§ **Records supplied**:
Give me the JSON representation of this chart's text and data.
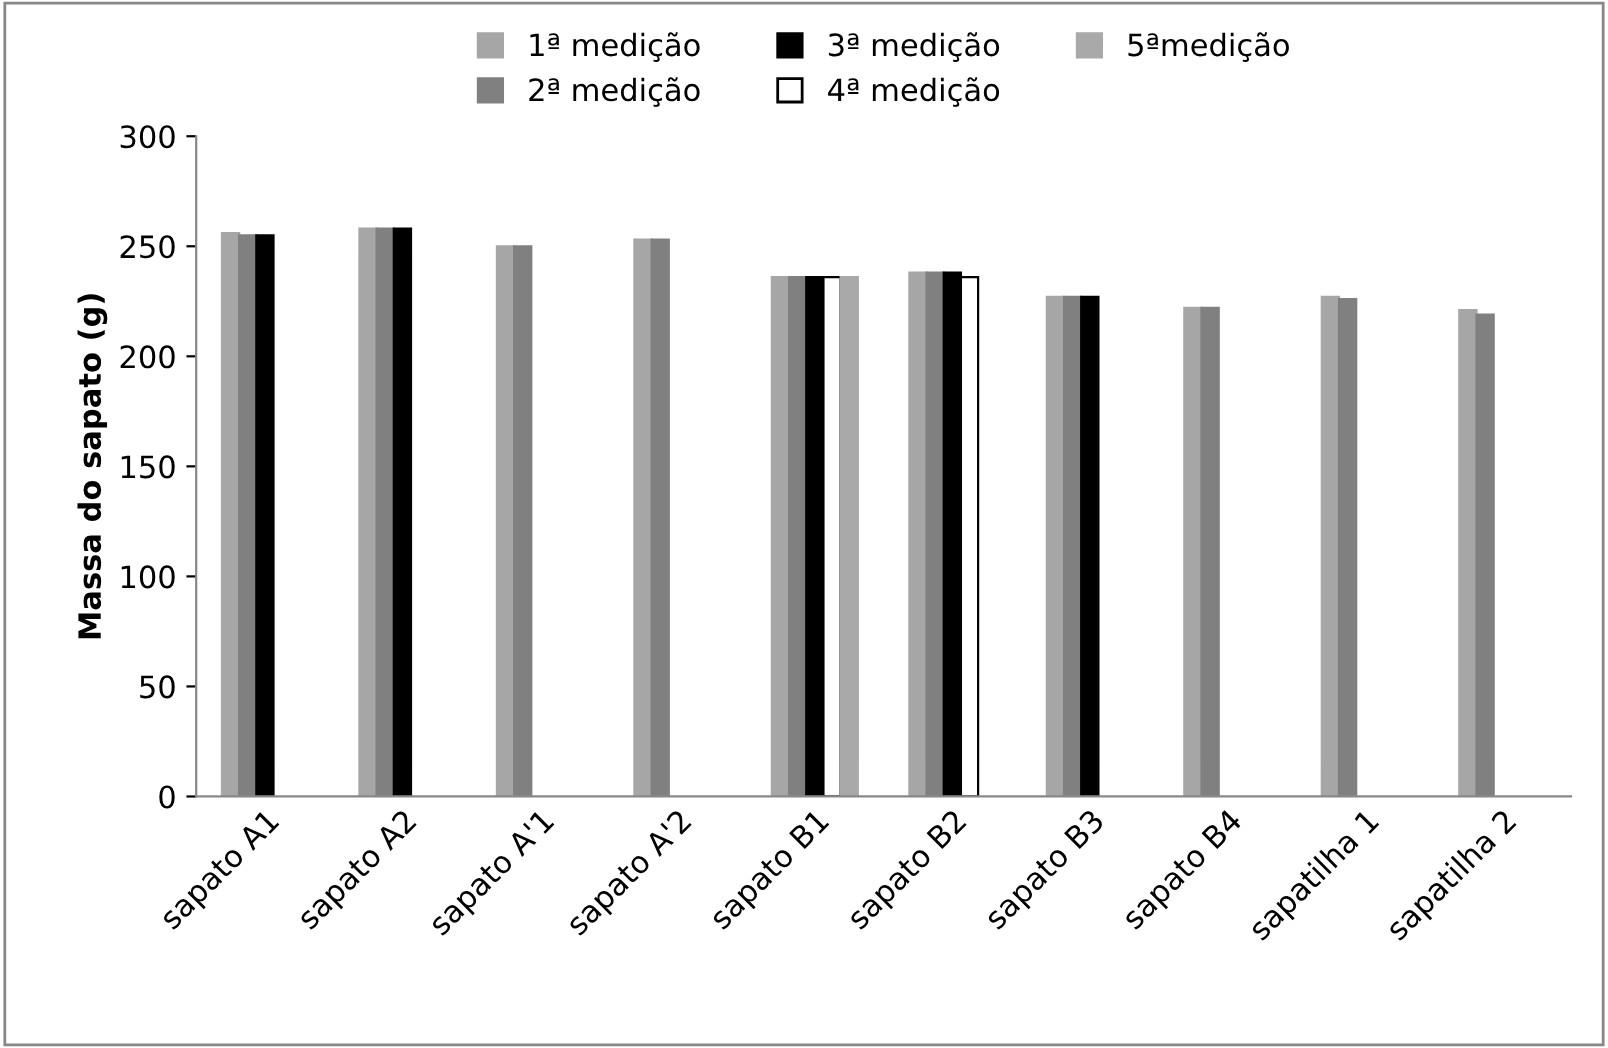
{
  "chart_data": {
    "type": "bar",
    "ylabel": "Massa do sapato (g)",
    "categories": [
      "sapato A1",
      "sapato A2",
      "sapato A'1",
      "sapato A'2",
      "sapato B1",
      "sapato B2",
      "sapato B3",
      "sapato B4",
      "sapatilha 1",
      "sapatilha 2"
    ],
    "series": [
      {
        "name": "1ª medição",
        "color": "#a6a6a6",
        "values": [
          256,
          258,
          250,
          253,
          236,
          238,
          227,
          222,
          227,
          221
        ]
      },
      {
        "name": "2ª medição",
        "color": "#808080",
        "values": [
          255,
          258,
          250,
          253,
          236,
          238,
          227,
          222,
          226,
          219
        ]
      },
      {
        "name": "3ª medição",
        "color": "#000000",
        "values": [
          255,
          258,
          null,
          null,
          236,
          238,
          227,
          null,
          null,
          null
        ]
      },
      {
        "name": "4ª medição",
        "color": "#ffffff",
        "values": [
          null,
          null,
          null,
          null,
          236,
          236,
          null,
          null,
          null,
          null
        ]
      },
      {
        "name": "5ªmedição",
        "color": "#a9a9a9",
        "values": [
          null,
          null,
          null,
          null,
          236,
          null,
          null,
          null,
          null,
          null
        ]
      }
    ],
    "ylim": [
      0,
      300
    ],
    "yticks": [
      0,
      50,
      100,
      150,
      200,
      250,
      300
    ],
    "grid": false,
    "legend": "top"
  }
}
* * *
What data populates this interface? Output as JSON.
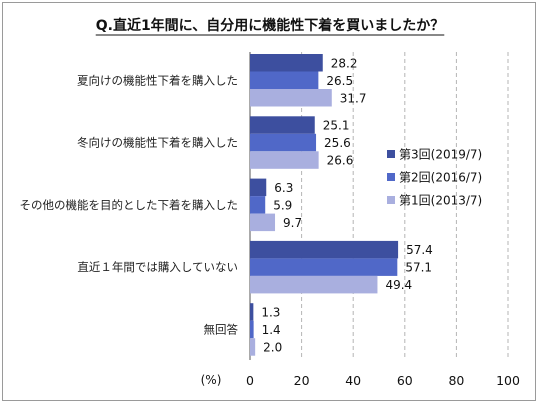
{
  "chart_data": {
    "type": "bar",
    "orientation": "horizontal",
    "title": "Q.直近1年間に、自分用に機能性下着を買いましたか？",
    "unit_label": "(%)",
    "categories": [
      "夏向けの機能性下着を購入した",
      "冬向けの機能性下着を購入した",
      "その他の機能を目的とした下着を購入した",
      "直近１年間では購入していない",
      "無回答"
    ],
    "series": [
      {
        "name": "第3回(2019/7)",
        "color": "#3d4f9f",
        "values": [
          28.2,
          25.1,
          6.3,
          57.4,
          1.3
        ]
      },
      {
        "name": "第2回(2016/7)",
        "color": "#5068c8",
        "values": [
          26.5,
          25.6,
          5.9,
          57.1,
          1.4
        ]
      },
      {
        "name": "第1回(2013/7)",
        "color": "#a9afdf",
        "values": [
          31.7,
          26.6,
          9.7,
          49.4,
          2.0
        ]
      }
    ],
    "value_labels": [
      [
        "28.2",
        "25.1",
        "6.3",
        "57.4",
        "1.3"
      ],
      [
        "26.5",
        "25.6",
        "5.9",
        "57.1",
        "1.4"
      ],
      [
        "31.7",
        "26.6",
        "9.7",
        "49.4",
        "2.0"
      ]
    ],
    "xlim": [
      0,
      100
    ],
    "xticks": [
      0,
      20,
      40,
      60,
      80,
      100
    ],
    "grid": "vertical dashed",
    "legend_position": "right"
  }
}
---
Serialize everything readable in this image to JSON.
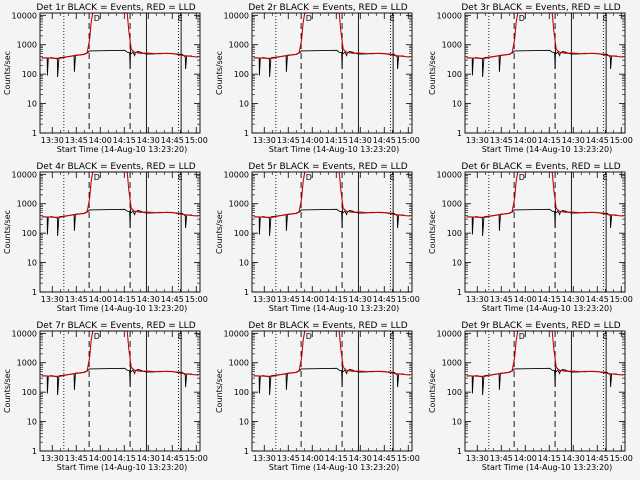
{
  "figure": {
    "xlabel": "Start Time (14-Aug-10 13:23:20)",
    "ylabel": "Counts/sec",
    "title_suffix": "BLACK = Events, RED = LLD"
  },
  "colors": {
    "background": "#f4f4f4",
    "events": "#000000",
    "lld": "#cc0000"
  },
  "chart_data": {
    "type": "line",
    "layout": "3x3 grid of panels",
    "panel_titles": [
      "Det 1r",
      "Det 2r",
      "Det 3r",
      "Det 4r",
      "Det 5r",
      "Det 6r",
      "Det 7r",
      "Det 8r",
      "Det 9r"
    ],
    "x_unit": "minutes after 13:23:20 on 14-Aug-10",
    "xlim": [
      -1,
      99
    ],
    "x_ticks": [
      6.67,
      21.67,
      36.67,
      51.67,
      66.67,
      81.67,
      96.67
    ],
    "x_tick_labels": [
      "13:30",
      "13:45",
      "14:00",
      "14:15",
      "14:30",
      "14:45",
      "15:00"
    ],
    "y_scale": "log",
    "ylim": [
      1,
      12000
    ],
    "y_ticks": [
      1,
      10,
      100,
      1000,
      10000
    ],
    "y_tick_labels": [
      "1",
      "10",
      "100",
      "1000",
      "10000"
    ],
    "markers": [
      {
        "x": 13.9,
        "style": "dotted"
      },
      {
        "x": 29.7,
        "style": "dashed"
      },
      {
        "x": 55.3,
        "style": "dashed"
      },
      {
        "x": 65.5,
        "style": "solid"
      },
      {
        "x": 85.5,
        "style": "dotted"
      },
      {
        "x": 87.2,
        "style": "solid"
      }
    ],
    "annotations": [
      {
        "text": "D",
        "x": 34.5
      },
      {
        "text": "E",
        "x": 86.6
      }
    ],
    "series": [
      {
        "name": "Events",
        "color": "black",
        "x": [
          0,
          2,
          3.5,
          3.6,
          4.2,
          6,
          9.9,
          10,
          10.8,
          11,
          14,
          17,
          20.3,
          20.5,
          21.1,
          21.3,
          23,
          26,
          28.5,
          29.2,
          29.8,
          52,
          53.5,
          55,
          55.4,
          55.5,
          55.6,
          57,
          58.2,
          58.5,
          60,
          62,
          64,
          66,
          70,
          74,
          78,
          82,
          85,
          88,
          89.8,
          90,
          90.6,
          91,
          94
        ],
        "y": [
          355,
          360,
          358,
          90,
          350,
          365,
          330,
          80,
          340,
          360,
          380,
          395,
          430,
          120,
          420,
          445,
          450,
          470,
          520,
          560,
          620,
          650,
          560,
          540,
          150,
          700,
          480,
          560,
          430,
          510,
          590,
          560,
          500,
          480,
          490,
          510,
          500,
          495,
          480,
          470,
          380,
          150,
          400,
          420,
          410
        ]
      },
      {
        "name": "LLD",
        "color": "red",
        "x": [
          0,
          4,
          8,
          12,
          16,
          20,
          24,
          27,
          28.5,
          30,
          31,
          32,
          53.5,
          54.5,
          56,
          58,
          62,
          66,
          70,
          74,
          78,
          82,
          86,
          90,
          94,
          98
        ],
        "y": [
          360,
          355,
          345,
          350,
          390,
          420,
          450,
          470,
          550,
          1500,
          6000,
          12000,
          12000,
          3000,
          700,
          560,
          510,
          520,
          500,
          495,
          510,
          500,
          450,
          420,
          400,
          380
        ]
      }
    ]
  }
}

§ **What is being asked**: Each line containing "ylabel" counts once; state the total number of such lines and nothing else.

§ **Exercise result**: 2